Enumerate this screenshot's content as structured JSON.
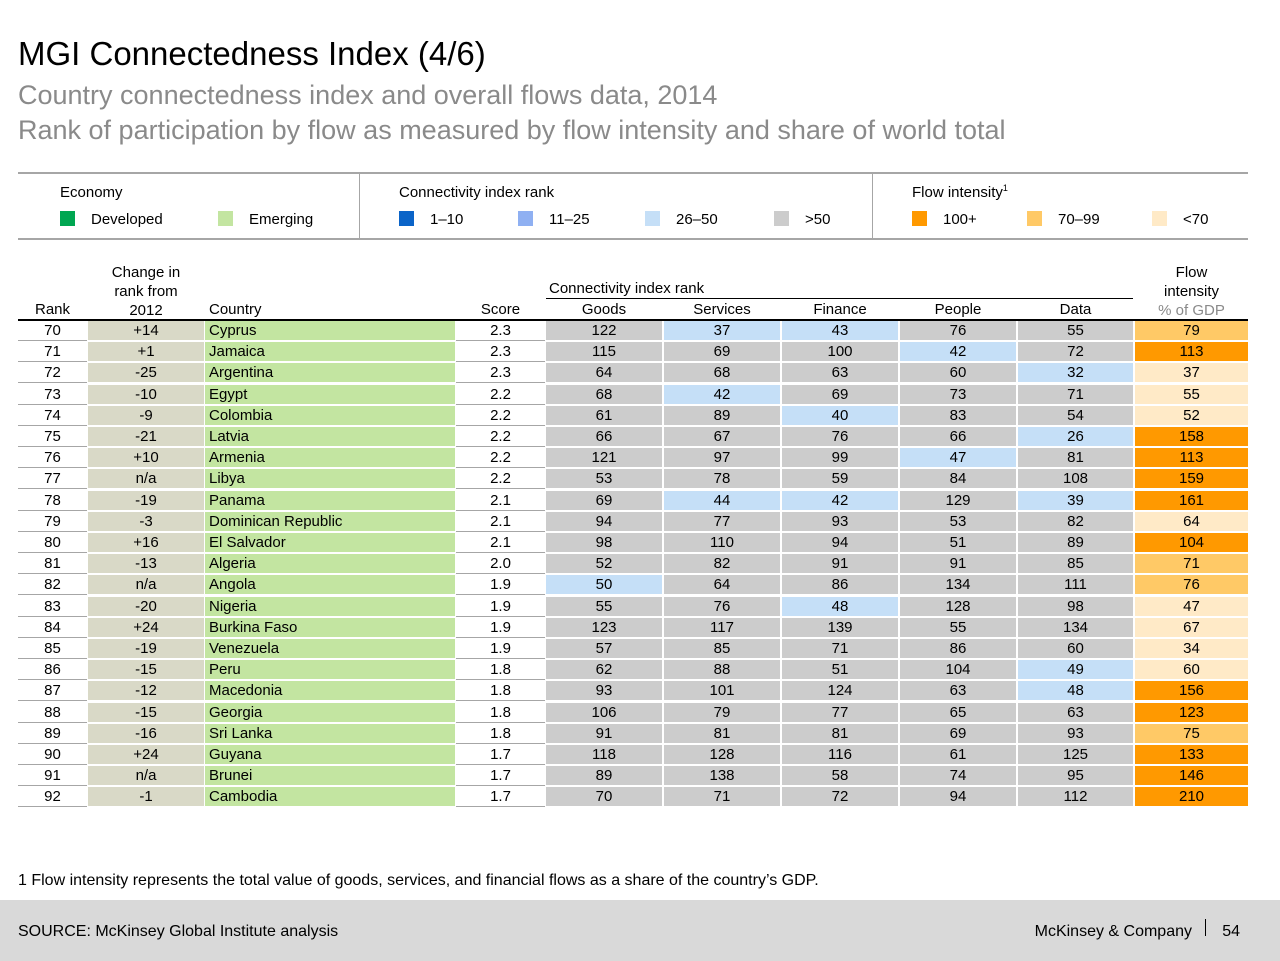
{
  "header": {
    "title": "MGI Connectedness Index (4/6)",
    "subtitle": "Country connectedness index and overall flows data, 2014",
    "subtitle2": "Rank of participation by flow as measured by flow intensity and share of world total"
  },
  "legend": {
    "economy": {
      "title": "Economy",
      "items": [
        {
          "label": "Developed",
          "color": "#00a651"
        },
        {
          "label": "Emerging",
          "color": "#c3e5a1"
        }
      ]
    },
    "rank": {
      "title": "Connectivity index rank",
      "items": [
        {
          "label": "1–10",
          "color": "#0b64c8"
        },
        {
          "label": "11–25",
          "color": "#8fb0f2"
        },
        {
          "label": "26–50",
          "color": "#c5dff7"
        },
        {
          "label": ">50",
          "color": "#cccccc"
        }
      ]
    },
    "flow": {
      "title": "Flow intensity",
      "title_sup": "1",
      "items": [
        {
          "label": "100+",
          "color": "#ff9900"
        },
        {
          "label": "70–99",
          "color": "#ffc966"
        },
        {
          "label": "<70",
          "color": "#ffeac7"
        }
      ]
    }
  },
  "columns": {
    "rank": "Rank",
    "change_line1": "Change in",
    "change_line2": "rank from",
    "change_line3": "2012",
    "country": "Country",
    "score": "Score",
    "group": "Connectivity index rank",
    "goods": "Goods",
    "services": "Services",
    "finance": "Finance",
    "people": "People",
    "data": "Data",
    "flow_line1": "Flow",
    "flow_line2": "intensity",
    "flow_line3": "% of GDP"
  },
  "colors": {
    "rank_26_50": "#c5dff7",
    "rank_over_50": "#cccccc",
    "flow_100_plus": "#ff9900",
    "flow_70_99": "#ffc966",
    "flow_under_70": "#ffeac7"
  },
  "rows": [
    {
      "rank": "70",
      "change": "+14",
      "country": "Cyprus",
      "score": "2.3",
      "goods": "122",
      "services": "37",
      "finance": "43",
      "people": "76",
      "data": "55",
      "flow": "79"
    },
    {
      "rank": "71",
      "change": "+1",
      "country": "Jamaica",
      "score": "2.3",
      "goods": "115",
      "services": "69",
      "finance": "100",
      "people": "42",
      "data": "72",
      "flow": "113"
    },
    {
      "rank": "72",
      "change": "-25",
      "country": "Argentina",
      "score": "2.3",
      "goods": "64",
      "services": "68",
      "finance": "63",
      "people": "60",
      "data": "32",
      "flow": "37"
    },
    {
      "rank": "73",
      "change": "-10",
      "country": "Egypt",
      "score": "2.2",
      "goods": "68",
      "services": "42",
      "finance": "69",
      "people": "73",
      "data": "71",
      "flow": "55"
    },
    {
      "rank": "74",
      "change": "-9",
      "country": "Colombia",
      "score": "2.2",
      "goods": "61",
      "services": "89",
      "finance": "40",
      "people": "83",
      "data": "54",
      "flow": "52"
    },
    {
      "rank": "75",
      "change": "-21",
      "country": "Latvia",
      "score": "2.2",
      "goods": "66",
      "services": "67",
      "finance": "76",
      "people": "66",
      "data": "26",
      "flow": "158"
    },
    {
      "rank": "76",
      "change": "+10",
      "country": "Armenia",
      "score": "2.2",
      "goods": "121",
      "services": "97",
      "finance": "99",
      "people": "47",
      "data": "81",
      "flow": "113"
    },
    {
      "rank": "77",
      "change": "n/a",
      "country": "Libya",
      "score": "2.2",
      "goods": "53",
      "services": "78",
      "finance": "59",
      "people": "84",
      "data": "108",
      "flow": "159"
    },
    {
      "rank": "78",
      "change": "-19",
      "country": "Panama",
      "score": "2.1",
      "goods": "69",
      "services": "44",
      "finance": "42",
      "people": "129",
      "data": "39",
      "flow": "161"
    },
    {
      "rank": "79",
      "change": "-3",
      "country": "Dominican Republic",
      "score": "2.1",
      "goods": "94",
      "services": "77",
      "finance": "93",
      "people": "53",
      "data": "82",
      "flow": "64"
    },
    {
      "rank": "80",
      "change": "+16",
      "country": "El Salvador",
      "score": "2.1",
      "goods": "98",
      "services": "110",
      "finance": "94",
      "people": "51",
      "data": "89",
      "flow": "104"
    },
    {
      "rank": "81",
      "change": "-13",
      "country": "Algeria",
      "score": "2.0",
      "goods": "52",
      "services": "82",
      "finance": "91",
      "people": "91",
      "data": "85",
      "flow": "71"
    },
    {
      "rank": "82",
      "change": "n/a",
      "country": "Angola",
      "score": "1.9",
      "goods": "50",
      "services": "64",
      "finance": "86",
      "people": "134",
      "data": "111",
      "flow": "76"
    },
    {
      "rank": "83",
      "change": "-20",
      "country": "Nigeria",
      "score": "1.9",
      "goods": "55",
      "services": "76",
      "finance": "48",
      "people": "128",
      "data": "98",
      "flow": "47"
    },
    {
      "rank": "84",
      "change": "+24",
      "country": "Burkina Faso",
      "score": "1.9",
      "goods": "123",
      "services": "117",
      "finance": "139",
      "people": "55",
      "data": "134",
      "flow": "67"
    },
    {
      "rank": "85",
      "change": "-19",
      "country": "Venezuela",
      "score": "1.9",
      "goods": "57",
      "services": "85",
      "finance": "71",
      "people": "86",
      "data": "60",
      "flow": "34"
    },
    {
      "rank": "86",
      "change": "-15",
      "country": "Peru",
      "score": "1.8",
      "goods": "62",
      "services": "88",
      "finance": "51",
      "people": "104",
      "data": "49",
      "flow": "60"
    },
    {
      "rank": "87",
      "change": "-12",
      "country": "Macedonia",
      "score": "1.8",
      "goods": "93",
      "services": "101",
      "finance": "124",
      "people": "63",
      "data": "48",
      "flow": "156"
    },
    {
      "rank": "88",
      "change": "-15",
      "country": "Georgia",
      "score": "1.8",
      "goods": "106",
      "services": "79",
      "finance": "77",
      "people": "65",
      "data": "63",
      "flow": "123"
    },
    {
      "rank": "89",
      "change": "-16",
      "country": "Sri Lanka",
      "score": "1.8",
      "goods": "91",
      "services": "81",
      "finance": "81",
      "people": "69",
      "data": "93",
      "flow": "75"
    },
    {
      "rank": "90",
      "change": "+24",
      "country": "Guyana",
      "score": "1.7",
      "goods": "118",
      "services": "128",
      "finance": "116",
      "people": "61",
      "data": "125",
      "flow": "133"
    },
    {
      "rank": "91",
      "change": "n/a",
      "country": "Brunei",
      "score": "1.7",
      "goods": "89",
      "services": "138",
      "finance": "58",
      "people": "74",
      "data": "95",
      "flow": "146"
    },
    {
      "rank": "92",
      "change": "-1",
      "country": "Cambodia",
      "score": "1.7",
      "goods": "70",
      "services": "71",
      "finance": "72",
      "people": "94",
      "data": "112",
      "flow": "210"
    }
  ],
  "footnote": "1 Flow intensity represents the total value of goods, services, and financial flows as a share of the country’s GDP.",
  "footer": {
    "source": "SOURCE: McKinsey Global Institute analysis",
    "brand": "McKinsey & Company",
    "page": "54"
  }
}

## Goal:
Find each line with the string "total" and copy it out.

## Answer to this problem:
    "subtitle2": "Rank of participation by flow as measured by flow intensity and share of world total"
  "footnote": "1 Flow intensity represents the total value of goods, services, and financial flows as a share of the country’s GDP.",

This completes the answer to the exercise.